Exercise details:
In the data below, find every line that has the string "series", and copy it.

Given records:
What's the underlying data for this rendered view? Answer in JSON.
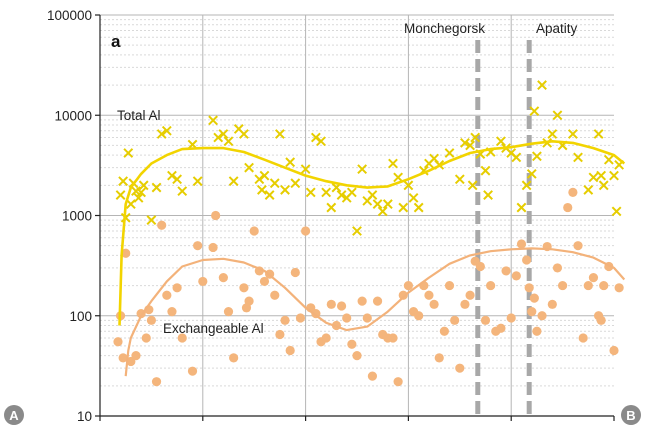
{
  "chart_data": {
    "type": "scatter",
    "panel_label": "a",
    "y_scale": "log",
    "ylim": [
      10,
      100000
    ],
    "y_ticks": [
      "10",
      "100",
      "1000",
      "10000",
      "100000"
    ],
    "xlim": [
      0,
      100
    ],
    "x_gridlines": [
      20,
      40,
      60,
      80
    ],
    "end_labels": {
      "left": "A",
      "right": "B"
    },
    "grid": true,
    "colors": {
      "total": "#e6cd00",
      "total_line": "#f2d400",
      "exchangeable": "#f4b57c",
      "exchangeable_line": "#f3b27a",
      "grid": "#b5b5b5",
      "minor_grid": "#d9d9d9",
      "marker_line": "#a8a8a8",
      "end_circle": "#8a8a8a"
    },
    "vertical_markers": [
      {
        "label": "Monchegorsk",
        "x": 73.5
      },
      {
        "label": "Apatity",
        "x": 83.5
      }
    ],
    "series": [
      {
        "name": "Total Al",
        "marker": "x",
        "points": [
          [
            4,
            1600
          ],
          [
            4.5,
            2200
          ],
          [
            5,
            950
          ],
          [
            5.5,
            4200
          ],
          [
            6,
            1300
          ],
          [
            6.5,
            2100
          ],
          [
            7,
            1750
          ],
          [
            7.5,
            1500
          ],
          [
            8,
            1700
          ],
          [
            8.5,
            2000
          ],
          [
            10,
            900
          ],
          [
            11,
            1900
          ],
          [
            12,
            6500
          ],
          [
            13,
            7000
          ],
          [
            14,
            2500
          ],
          [
            15,
            2300
          ],
          [
            16,
            1750
          ],
          [
            18,
            5100
          ],
          [
            19,
            2200
          ],
          [
            22,
            8900
          ],
          [
            23,
            6000
          ],
          [
            24,
            6500
          ],
          [
            25,
            5500
          ],
          [
            26,
            2200
          ],
          [
            27,
            7300
          ],
          [
            28,
            6500
          ],
          [
            29,
            3000
          ],
          [
            31,
            2300
          ],
          [
            31.5,
            1800
          ],
          [
            32,
            2500
          ],
          [
            33,
            1600
          ],
          [
            34,
            2100
          ],
          [
            35,
            6500
          ],
          [
            36,
            1800
          ],
          [
            37,
            3400
          ],
          [
            38,
            2100
          ],
          [
            40,
            2900
          ],
          [
            41,
            1700
          ],
          [
            42,
            6000
          ],
          [
            43,
            5500
          ],
          [
            44,
            1700
          ],
          [
            45,
            1200
          ],
          [
            46,
            1900
          ],
          [
            47,
            1600
          ],
          [
            48,
            1500
          ],
          [
            49,
            1700
          ],
          [
            50,
            700
          ],
          [
            51,
            2900
          ],
          [
            52,
            1400
          ],
          [
            53,
            1600
          ],
          [
            54,
            1300
          ],
          [
            55,
            1100
          ],
          [
            56,
            1300
          ],
          [
            57,
            3300
          ],
          [
            58,
            2400
          ],
          [
            59,
            1200
          ],
          [
            60,
            2000
          ],
          [
            61,
            1500
          ],
          [
            62,
            1200
          ],
          [
            63,
            2800
          ],
          [
            64,
            3300
          ],
          [
            65,
            3700
          ],
          [
            66,
            3200
          ],
          [
            68,
            4200
          ],
          [
            70,
            2300
          ],
          [
            71,
            5300
          ],
          [
            72,
            5000
          ],
          [
            72.5,
            2000
          ],
          [
            73,
            6000
          ],
          [
            74,
            4100
          ],
          [
            75,
            2800
          ],
          [
            75.5,
            1600
          ],
          [
            76,
            4300
          ],
          [
            78,
            5500
          ],
          [
            79,
            4700
          ],
          [
            80,
            4200
          ],
          [
            81,
            3800
          ],
          [
            82,
            1200
          ],
          [
            83,
            2000
          ],
          [
            84,
            2600
          ],
          [
            84.5,
            11000
          ],
          [
            85,
            3900
          ],
          [
            86,
            20000
          ],
          [
            87,
            5300
          ],
          [
            88,
            6500
          ],
          [
            89,
            10000
          ],
          [
            90,
            5000
          ],
          [
            92,
            6500
          ],
          [
            93,
            3800
          ],
          [
            95,
            1800
          ],
          [
            96,
            2400
          ],
          [
            97,
            6500
          ],
          [
            97.5,
            2500
          ],
          [
            98,
            2000
          ],
          [
            99,
            3600
          ],
          [
            100,
            2500
          ],
          [
            100.5,
            1100
          ],
          [
            101,
            3200
          ]
        ]
      },
      {
        "name": "Exchangeable Al",
        "marker": "dot",
        "points": [
          [
            3.5,
            55
          ],
          [
            4,
            100
          ],
          [
            4.5,
            38
          ],
          [
            5,
            420
          ],
          [
            6,
            35
          ],
          [
            7,
            40
          ],
          [
            8,
            105
          ],
          [
            9,
            60
          ],
          [
            9.5,
            115
          ],
          [
            10,
            90
          ],
          [
            11,
            22
          ],
          [
            12,
            800
          ],
          [
            13,
            160
          ],
          [
            14,
            110
          ],
          [
            15,
            190
          ],
          [
            16,
            60
          ],
          [
            18,
            28
          ],
          [
            19,
            500
          ],
          [
            20,
            220
          ],
          [
            22,
            480
          ],
          [
            22.5,
            1000
          ],
          [
            24,
            240
          ],
          [
            25,
            110
          ],
          [
            26,
            38
          ],
          [
            28,
            190
          ],
          [
            28.5,
            120
          ],
          [
            29,
            140
          ],
          [
            30,
            700
          ],
          [
            31,
            280
          ],
          [
            32,
            220
          ],
          [
            33,
            260
          ],
          [
            34,
            160
          ],
          [
            35,
            65
          ],
          [
            36,
            90
          ],
          [
            37,
            45
          ],
          [
            38,
            270
          ],
          [
            39,
            95
          ],
          [
            40,
            700
          ],
          [
            41,
            120
          ],
          [
            42,
            105
          ],
          [
            43,
            55
          ],
          [
            44,
            60
          ],
          [
            45,
            130
          ],
          [
            46,
            80
          ],
          [
            47,
            125
          ],
          [
            48,
            95
          ],
          [
            49,
            52
          ],
          [
            50,
            40
          ],
          [
            51,
            140
          ],
          [
            52,
            95
          ],
          [
            53,
            25
          ],
          [
            54,
            140
          ],
          [
            55,
            65
          ],
          [
            56,
            60
          ],
          [
            57,
            60
          ],
          [
            58,
            22
          ],
          [
            59,
            160
          ],
          [
            60,
            200
          ],
          [
            61,
            110
          ],
          [
            62,
            100
          ],
          [
            63,
            200
          ],
          [
            64,
            160
          ],
          [
            65,
            130
          ],
          [
            66,
            38
          ],
          [
            67,
            70
          ],
          [
            68,
            200
          ],
          [
            69,
            90
          ],
          [
            70,
            30
          ],
          [
            71,
            130
          ],
          [
            72,
            160
          ],
          [
            73,
            350
          ],
          [
            74,
            310
          ],
          [
            75,
            90
          ],
          [
            76,
            200
          ],
          [
            77,
            70
          ],
          [
            78,
            75
          ],
          [
            79,
            280
          ],
          [
            80,
            95
          ],
          [
            81,
            250
          ],
          [
            82,
            520
          ],
          [
            83,
            360
          ],
          [
            83.5,
            190
          ],
          [
            84,
            110
          ],
          [
            84.5,
            150
          ],
          [
            85,
            70
          ],
          [
            86,
            100
          ],
          [
            87,
            490
          ],
          [
            88,
            130
          ],
          [
            89,
            300
          ],
          [
            90,
            200
          ],
          [
            91,
            1200
          ],
          [
            92,
            1700
          ],
          [
            93,
            500
          ],
          [
            94,
            60
          ],
          [
            95,
            200
          ],
          [
            96,
            240
          ],
          [
            97,
            100
          ],
          [
            97.5,
            90
          ],
          [
            98,
            200
          ],
          [
            99,
            310
          ],
          [
            100,
            45
          ],
          [
            101,
            190
          ]
        ]
      }
    ],
    "trends": [
      {
        "series": "Total Al",
        "points": [
          [
            3.8,
            80
          ],
          [
            4.2,
            400
          ],
          [
            5,
            1300
          ],
          [
            6,
            1900
          ],
          [
            8,
            2600
          ],
          [
            10,
            3300
          ],
          [
            13,
            4000
          ],
          [
            16,
            4600
          ],
          [
            20,
            4700
          ],
          [
            24,
            4700
          ],
          [
            28,
            4300
          ],
          [
            32,
            3600
          ],
          [
            36,
            3000
          ],
          [
            40,
            2500
          ],
          [
            44,
            2200
          ],
          [
            48,
            2000
          ],
          [
            52,
            1900
          ],
          [
            56,
            1950
          ],
          [
            60,
            2300
          ],
          [
            64,
            2800
          ],
          [
            68,
            3500
          ],
          [
            72,
            4200
          ],
          [
            76,
            4600
          ],
          [
            80,
            4800
          ],
          [
            84,
            5200
          ],
          [
            88,
            5500
          ],
          [
            92,
            5300
          ],
          [
            96,
            4700
          ],
          [
            100,
            4000
          ],
          [
            102,
            3300
          ]
        ]
      },
      {
        "series": "Exchangeable Al",
        "points": [
          [
            5,
            25
          ],
          [
            5.5,
            45
          ],
          [
            6,
            60
          ],
          [
            8,
            100
          ],
          [
            10,
            140
          ],
          [
            13,
            220
          ],
          [
            16,
            310
          ],
          [
            20,
            360
          ],
          [
            24,
            370
          ],
          [
            28,
            340
          ],
          [
            32,
            280
          ],
          [
            36,
            190
          ],
          [
            40,
            120
          ],
          [
            44,
            85
          ],
          [
            48,
            72
          ],
          [
            52,
            78
          ],
          [
            56,
            110
          ],
          [
            60,
            170
          ],
          [
            64,
            240
          ],
          [
            68,
            330
          ],
          [
            72,
            400
          ],
          [
            76,
            440
          ],
          [
            80,
            460
          ],
          [
            84,
            470
          ],
          [
            88,
            460
          ],
          [
            92,
            430
          ],
          [
            96,
            380
          ],
          [
            100,
            300
          ],
          [
            102,
            230
          ]
        ]
      }
    ],
    "annotations": [
      {
        "text": "Total Al",
        "series": "Total Al"
      },
      {
        "text": "Exchangeable Al",
        "series": "Exchangeable Al"
      }
    ]
  }
}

Exercise response:
    "series": [
        "series": "Total Al",
        "series": "Exchangeable Al",
        "series": "Total Al"
        "series": "Exchangeable Al"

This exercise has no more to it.